**Task goal**
Leave out the pictures, then reproduce the rest of the material exactly.

─── Dataset content ───

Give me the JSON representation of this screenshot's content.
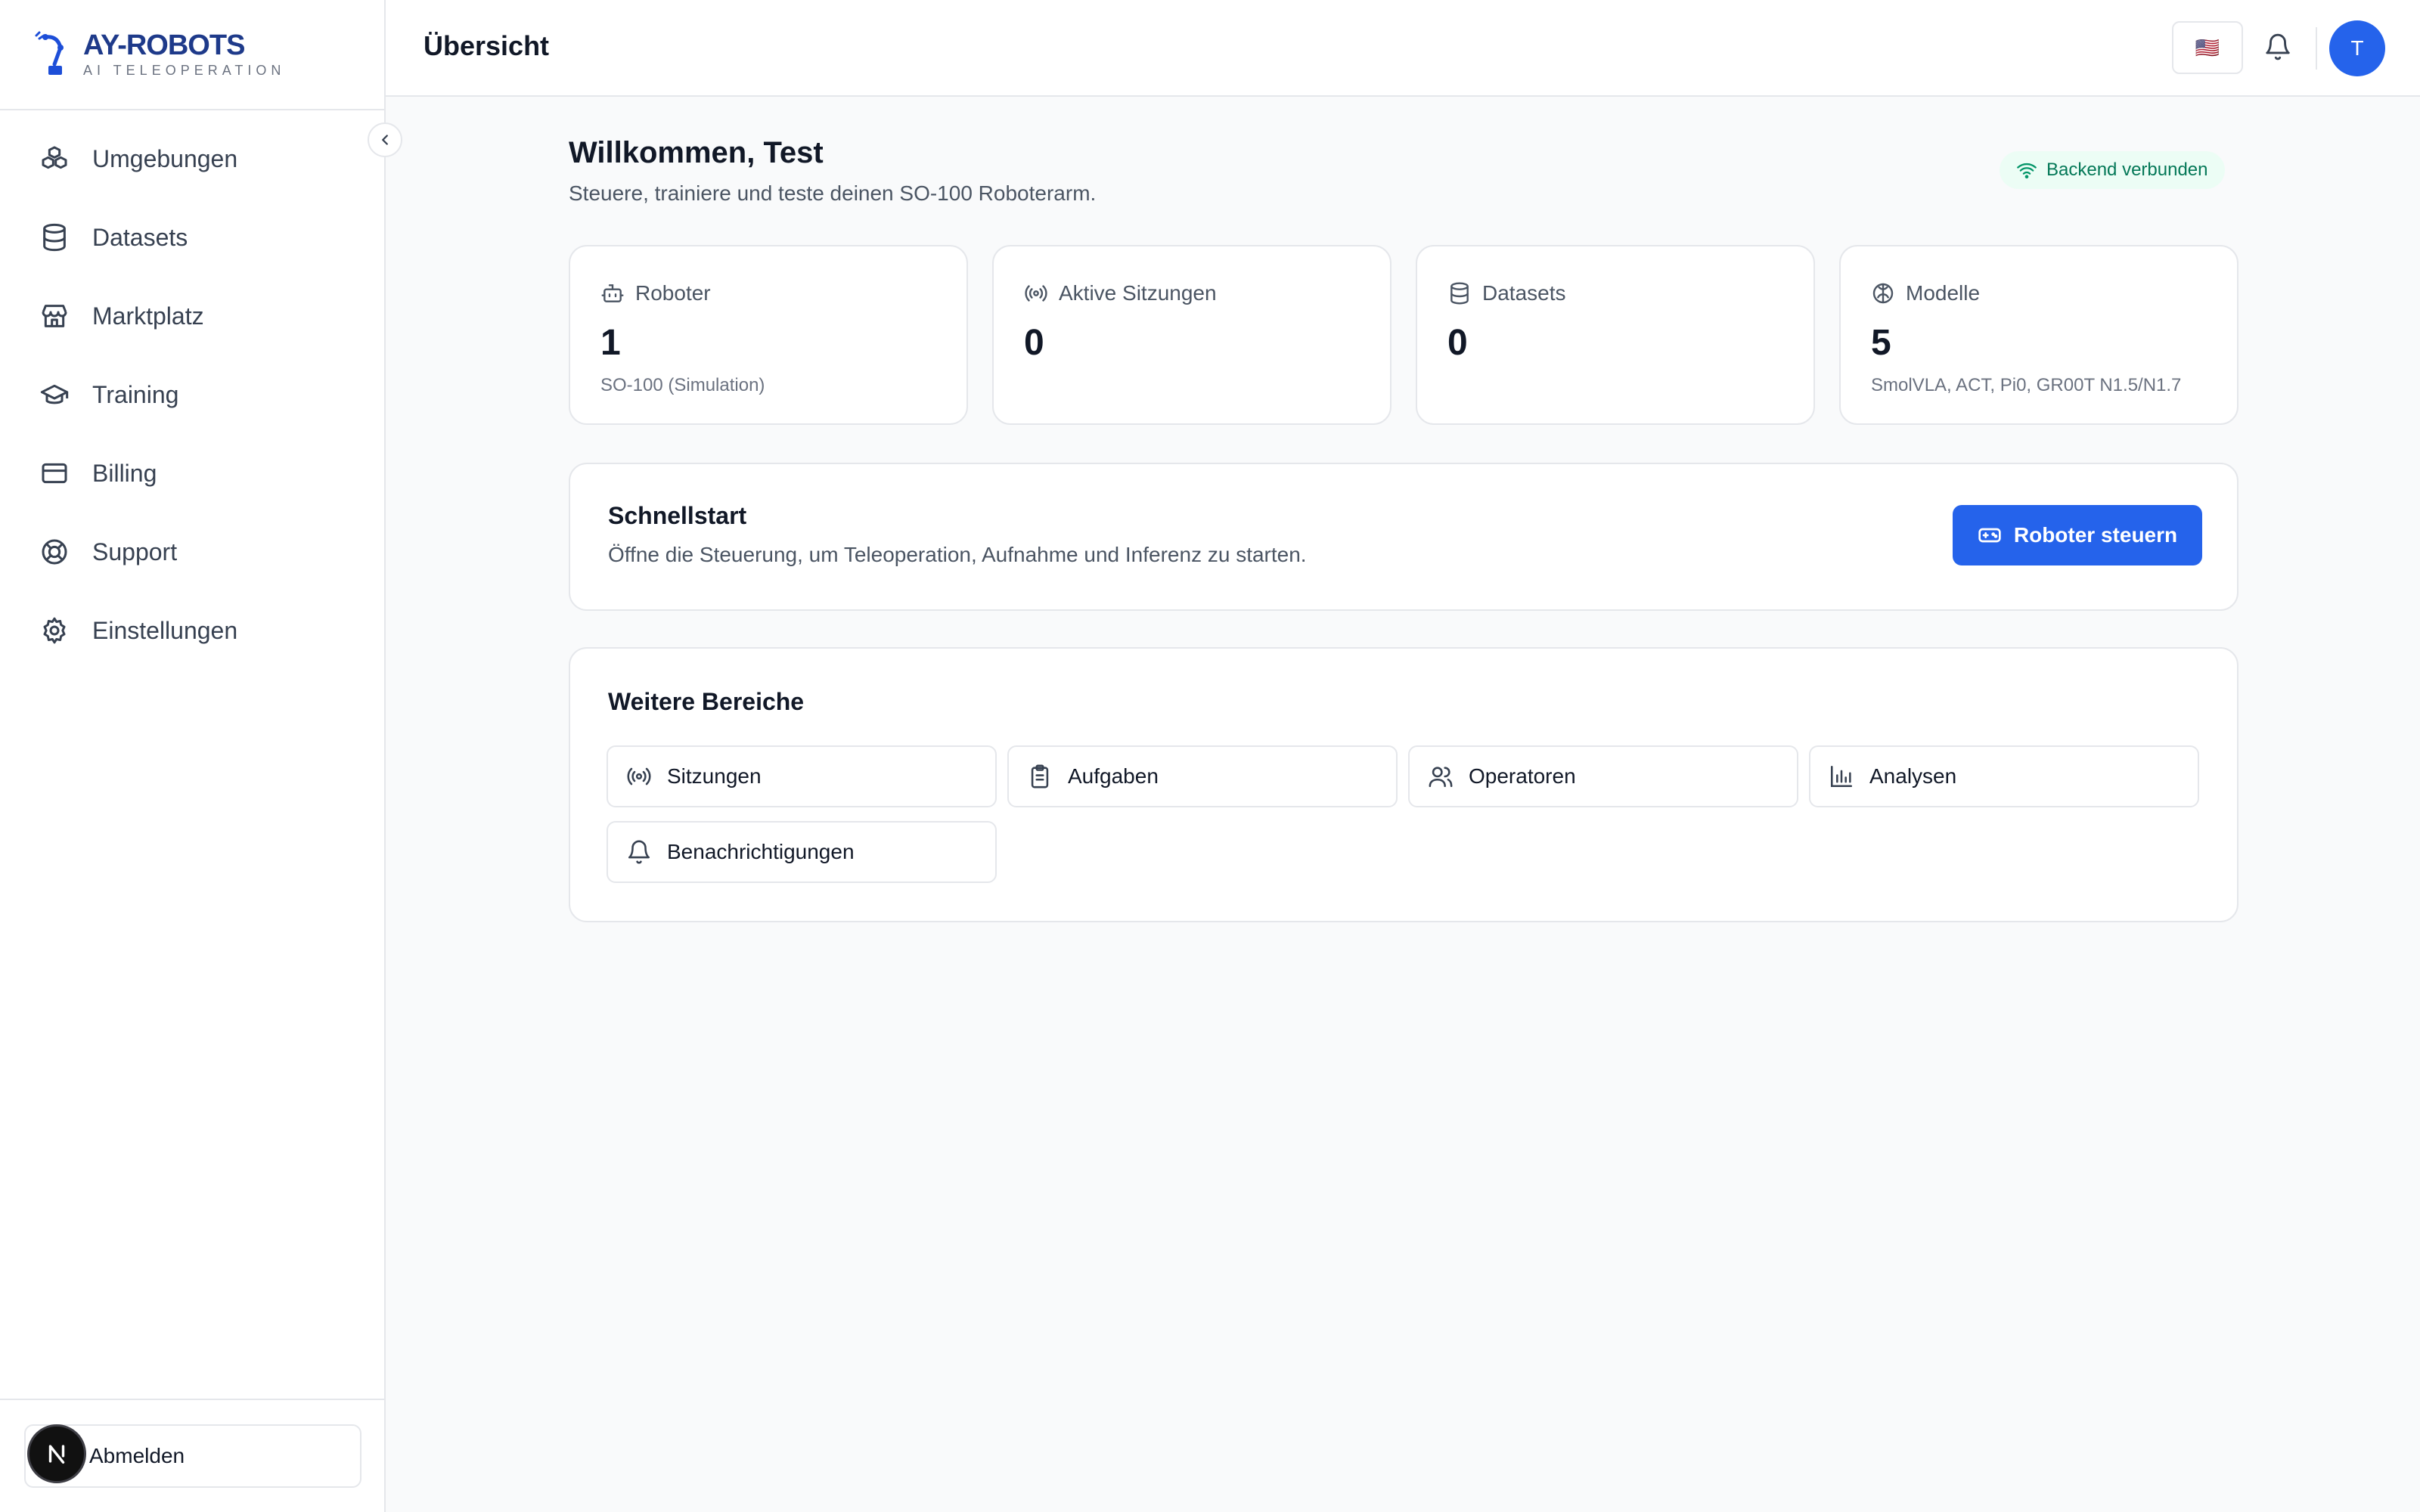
{
  "brand": {
    "name": "AY-ROBOTS",
    "tagline": "AI TELEOPERATION"
  },
  "sidebar": {
    "items": [
      {
        "label": "Umgebungen",
        "icon": "boxes-icon"
      },
      {
        "label": "Datasets",
        "icon": "database-icon"
      },
      {
        "label": "Marktplatz",
        "icon": "store-icon"
      },
      {
        "label": "Training",
        "icon": "graduation-cap-icon"
      },
      {
        "label": "Billing",
        "icon": "credit-card-icon"
      },
      {
        "label": "Support",
        "icon": "life-buoy-icon"
      },
      {
        "label": "Einstellungen",
        "icon": "gear-icon"
      }
    ],
    "logout_label": "Abmelden",
    "dev_badge": "N"
  },
  "header": {
    "title": "Übersicht",
    "language_flag": "🇺🇸",
    "avatar_initial": "T"
  },
  "welcome": {
    "title": "Willkommen, Test",
    "subtitle": "Steuere, trainiere und teste deinen SO-100 Roboterarm.",
    "status": "Backend verbunden"
  },
  "stats": [
    {
      "label": "Roboter",
      "value": "1",
      "sub": "SO-100 (Simulation)",
      "icon": "bot-icon"
    },
    {
      "label": "Aktive Sitzungen",
      "value": "0",
      "sub": "",
      "icon": "radio-icon"
    },
    {
      "label": "Datasets",
      "value": "0",
      "sub": "",
      "icon": "database-icon"
    },
    {
      "label": "Modelle",
      "value": "5",
      "sub": "SmolVLA, ACT, Pi0, GR00T N1.5/N1.7",
      "icon": "brain-icon"
    }
  ],
  "quickstart": {
    "title": "Schnellstart",
    "description": "Öffne die Steuerung, um Teleoperation, Aufnahme und Inferenz zu starten.",
    "button": "Roboter steuern"
  },
  "more": {
    "title": "Weitere Bereiche",
    "items": [
      {
        "label": "Sitzungen",
        "icon": "radio-icon"
      },
      {
        "label": "Aufgaben",
        "icon": "clipboard-icon"
      },
      {
        "label": "Operatoren",
        "icon": "users-icon"
      },
      {
        "label": "Analysen",
        "icon": "bar-chart-icon"
      },
      {
        "label": "Benachrichtigungen",
        "icon": "bell-icon"
      }
    ]
  },
  "colors": {
    "primary": "#2563eb",
    "brand": "#1e3a8a",
    "success_text": "#047857",
    "success_bg": "#ecfdf5",
    "border": "#e5e7eb",
    "background": "#f9fafb"
  }
}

───

**Answer for this exercise**
Give me the JSON representation of this screenshot's content.
{
  "brand": {
    "name": "AY-ROBOTS",
    "tagline": "AI TELEOPERATION"
  },
  "sidebar": {
    "items": [
      {
        "label": "Umgebungen",
        "icon": "boxes-icon"
      },
      {
        "label": "Datasets",
        "icon": "database-icon"
      },
      {
        "label": "Marktplatz",
        "icon": "store-icon"
      },
      {
        "label": "Training",
        "icon": "graduation-cap-icon"
      },
      {
        "label": "Billing",
        "icon": "credit-card-icon"
      },
      {
        "label": "Support",
        "icon": "life-buoy-icon"
      },
      {
        "label": "Einstellungen",
        "icon": "gear-icon"
      }
    ],
    "logout_label": "Abmelden",
    "dev_badge": "N"
  },
  "header": {
    "title": "Übersicht",
    "language_flag": "🇺🇸",
    "avatar_initial": "T"
  },
  "welcome": {
    "title": "Willkommen, Test",
    "subtitle": "Steuere, trainiere und teste deinen SO-100 Roboterarm.",
    "status": "Backend verbunden"
  },
  "stats": [
    {
      "label": "Roboter",
      "value": "1",
      "sub": "SO-100 (Simulation)",
      "icon": "bot-icon"
    },
    {
      "label": "Aktive Sitzungen",
      "value": "0",
      "sub": "",
      "icon": "radio-icon"
    },
    {
      "label": "Datasets",
      "value": "0",
      "sub": "",
      "icon": "database-icon"
    },
    {
      "label": "Modelle",
      "value": "5",
      "sub": "SmolVLA, ACT, Pi0, GR00T N1.5/N1.7",
      "icon": "brain-icon"
    }
  ],
  "quickstart": {
    "title": "Schnellstart",
    "description": "Öffne die Steuerung, um Teleoperation, Aufnahme und Inferenz zu starten.",
    "button": "Roboter steuern"
  },
  "more": {
    "title": "Weitere Bereiche",
    "items": [
      {
        "label": "Sitzungen",
        "icon": "radio-icon"
      },
      {
        "label": "Aufgaben",
        "icon": "clipboard-icon"
      },
      {
        "label": "Operatoren",
        "icon": "users-icon"
      },
      {
        "label": "Analysen",
        "icon": "bar-chart-icon"
      },
      {
        "label": "Benachrichtigungen",
        "icon": "bell-icon"
      }
    ]
  },
  "colors": {
    "primary": "#2563eb",
    "brand": "#1e3a8a",
    "success_text": "#047857",
    "success_bg": "#ecfdf5",
    "border": "#e5e7eb",
    "background": "#f9fafb"
  }
}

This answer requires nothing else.